** Start of TASK MATERIAL **

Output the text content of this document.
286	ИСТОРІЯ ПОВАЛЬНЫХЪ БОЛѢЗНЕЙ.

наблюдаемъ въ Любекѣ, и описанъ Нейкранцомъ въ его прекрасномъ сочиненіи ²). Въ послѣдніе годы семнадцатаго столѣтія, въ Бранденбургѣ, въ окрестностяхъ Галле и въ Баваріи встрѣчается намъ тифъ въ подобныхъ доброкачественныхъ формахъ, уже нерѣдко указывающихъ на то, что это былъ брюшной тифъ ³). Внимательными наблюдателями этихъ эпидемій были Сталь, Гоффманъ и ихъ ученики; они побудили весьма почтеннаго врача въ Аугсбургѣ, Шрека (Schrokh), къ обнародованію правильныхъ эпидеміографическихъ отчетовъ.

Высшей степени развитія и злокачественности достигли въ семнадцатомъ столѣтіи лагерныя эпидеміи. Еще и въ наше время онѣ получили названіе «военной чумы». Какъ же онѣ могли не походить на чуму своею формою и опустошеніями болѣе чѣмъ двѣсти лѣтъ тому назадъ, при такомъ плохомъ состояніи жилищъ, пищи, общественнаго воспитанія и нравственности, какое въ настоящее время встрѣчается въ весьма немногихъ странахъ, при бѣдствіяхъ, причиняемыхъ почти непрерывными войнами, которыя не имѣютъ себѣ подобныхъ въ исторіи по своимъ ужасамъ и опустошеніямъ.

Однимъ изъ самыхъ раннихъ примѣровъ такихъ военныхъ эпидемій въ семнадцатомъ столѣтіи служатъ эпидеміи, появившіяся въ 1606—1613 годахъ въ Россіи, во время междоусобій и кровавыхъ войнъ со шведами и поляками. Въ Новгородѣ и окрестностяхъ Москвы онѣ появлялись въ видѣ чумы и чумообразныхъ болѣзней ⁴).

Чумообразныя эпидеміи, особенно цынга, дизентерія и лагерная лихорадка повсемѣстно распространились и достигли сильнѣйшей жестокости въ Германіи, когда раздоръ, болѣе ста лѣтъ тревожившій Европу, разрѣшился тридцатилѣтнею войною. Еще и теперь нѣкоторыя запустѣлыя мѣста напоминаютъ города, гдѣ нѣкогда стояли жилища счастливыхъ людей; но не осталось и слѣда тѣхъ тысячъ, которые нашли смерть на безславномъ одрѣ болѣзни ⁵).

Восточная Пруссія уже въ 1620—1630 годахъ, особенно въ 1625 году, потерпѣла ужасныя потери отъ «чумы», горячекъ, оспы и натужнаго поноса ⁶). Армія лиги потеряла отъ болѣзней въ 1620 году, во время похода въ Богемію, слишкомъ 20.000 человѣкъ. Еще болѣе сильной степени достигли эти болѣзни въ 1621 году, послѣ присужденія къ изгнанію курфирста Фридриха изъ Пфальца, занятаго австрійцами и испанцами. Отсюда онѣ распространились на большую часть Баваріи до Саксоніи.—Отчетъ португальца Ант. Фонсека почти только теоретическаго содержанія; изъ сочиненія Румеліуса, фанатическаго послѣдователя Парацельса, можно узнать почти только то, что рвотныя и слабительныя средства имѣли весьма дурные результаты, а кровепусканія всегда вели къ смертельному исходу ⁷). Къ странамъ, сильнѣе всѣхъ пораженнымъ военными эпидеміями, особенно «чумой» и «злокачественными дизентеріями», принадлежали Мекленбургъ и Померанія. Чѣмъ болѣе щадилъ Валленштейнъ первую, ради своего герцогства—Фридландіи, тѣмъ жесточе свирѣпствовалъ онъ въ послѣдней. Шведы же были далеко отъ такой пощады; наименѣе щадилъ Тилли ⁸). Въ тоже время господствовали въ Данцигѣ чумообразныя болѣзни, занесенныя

** End of TASK MATERIAL **

Extract all of the data above and output it character for character.

Output the text content of this document.
286	ИСТОРІЯ ПОВАЛЬНЫХЪ БОЛѢЗНЕЙ.

наблюдаемъ въ Любекѣ, и описанъ Нейкранцомъ въ его прекрасномъ сочиненіи ²). Въ послѣдніе годы семнадцатаго столѣтія, въ Бранденбургѣ, въ окрестностяхъ Галле и въ Баваріи встрѣчается намъ тифъ въ подобныхъ доброкачественныхъ формахъ, уже нерѣдко указывающихъ на то, что это былъ брюшной тифъ ³). Внимательными наблюдателями этихъ эпидемій были Сталь, Гоффманъ и ихъ ученики; они побудили весьма почтеннаго врача въ Аугсбургѣ, Шрека (Schrokh), къ обнародованію правильныхъ эпидеміографическихъ отчетовъ.

Высшей степени развитія и злокачественности достигли въ семнадцатомъ столѣтіи лагерныя эпидеміи. Еще и въ наше время онѣ получили названіе «военной чумы». Какъ же онѣ могли не походить на чуму своею формою и опустошеніями болѣе чѣмъ двѣсти лѣтъ тому назадъ, при такомъ плохомъ состояніи жилищъ, пищи, общественнаго воспитанія и нравственности, какое въ настоящее время встрѣчается въ весьма немногихъ странахъ, при бѣдствіяхъ, причиняемыхъ почти непрерывными войнами, которыя не имѣютъ себѣ подобныхъ въ исторіи по своимъ ужасамъ и опустошеніямъ.

Однимъ изъ самыхъ раннихъ примѣровъ такихъ военныхъ эпидемій въ семнадцатомъ столѣтіи служатъ эпидеміи, появившіяся въ 1606—1613 годахъ въ Россіи, во время междоусобій и кровавыхъ войнъ со шведами и поляками. Въ Новгородѣ и окрестностяхъ Москвы онѣ появлялись въ видѣ чумы и чумообразныхъ болѣзней ⁴).

Чумообразныя эпидеміи, особенно цынга, дизентерія и лагерная лихорадка повсемѣстно распространились и достигли сильнѣйшей жестокости въ Германіи, когда раздоръ, болѣе ста лѣтъ тревожившій Европу, разрѣшился тридцатилѣтнею войною. Еще и теперь нѣкоторыя запустѣлыя мѣста напоминаютъ города, гдѣ нѣкогда стояли жилища счастливыхъ людей; но не осталось и слѣда тѣхъ тысячъ, которые нашли смерть на безславномъ одрѣ болѣзни ⁵).

Восточная Пруссія уже въ 1620—1630 годахъ, особенно въ 1625 году, потерпѣла ужасныя потери отъ «чумы», горячекъ, оспы и натужнаго поноса ⁶). Армія лиги потеряла отъ болѣзней въ 1620 году, во время похода въ Богемію, слишкомъ 20.000 человѣкъ. Еще болѣе сильной степени достигли эти болѣзни въ 1621 году, послѣ присужденія къ изгнанію курфирста Фридриха изъ Пфальца, занятаго австрійцами и испанцами. Отсюда онѣ распространились на большую часть Баваріи до Саксоніи.—Отчетъ португальца Ант. Фонсека почти только теоретическаго содержанія; изъ сочиненія Румеліуса, фанатическаго послѣдователя Парацельса, можно узнать почти только то, что рвотныя и слабительныя средства имѣли весьма дурные результаты, а кровепусканія всегда вели къ смертельному исходу ⁷). Къ странамъ, сильнѣе всѣхъ пораженнымъ военными эпидеміями, особенно «чумой» и «злокачественными дизентеріями», принадлежали Мекленбургъ и Померанія. Чѣмъ болѣе щадилъ Валленштейнъ первую, ради своего герцогства—Фридландіи, тѣмъ жесточе свирѣпствовалъ онъ въ послѣдней. Шведы же были далеко отъ такой пощады; наименѣе щадилъ Тилли ⁸). Въ тоже время господствовали въ Данцигѣ чумообразныя болѣзни, занесенныя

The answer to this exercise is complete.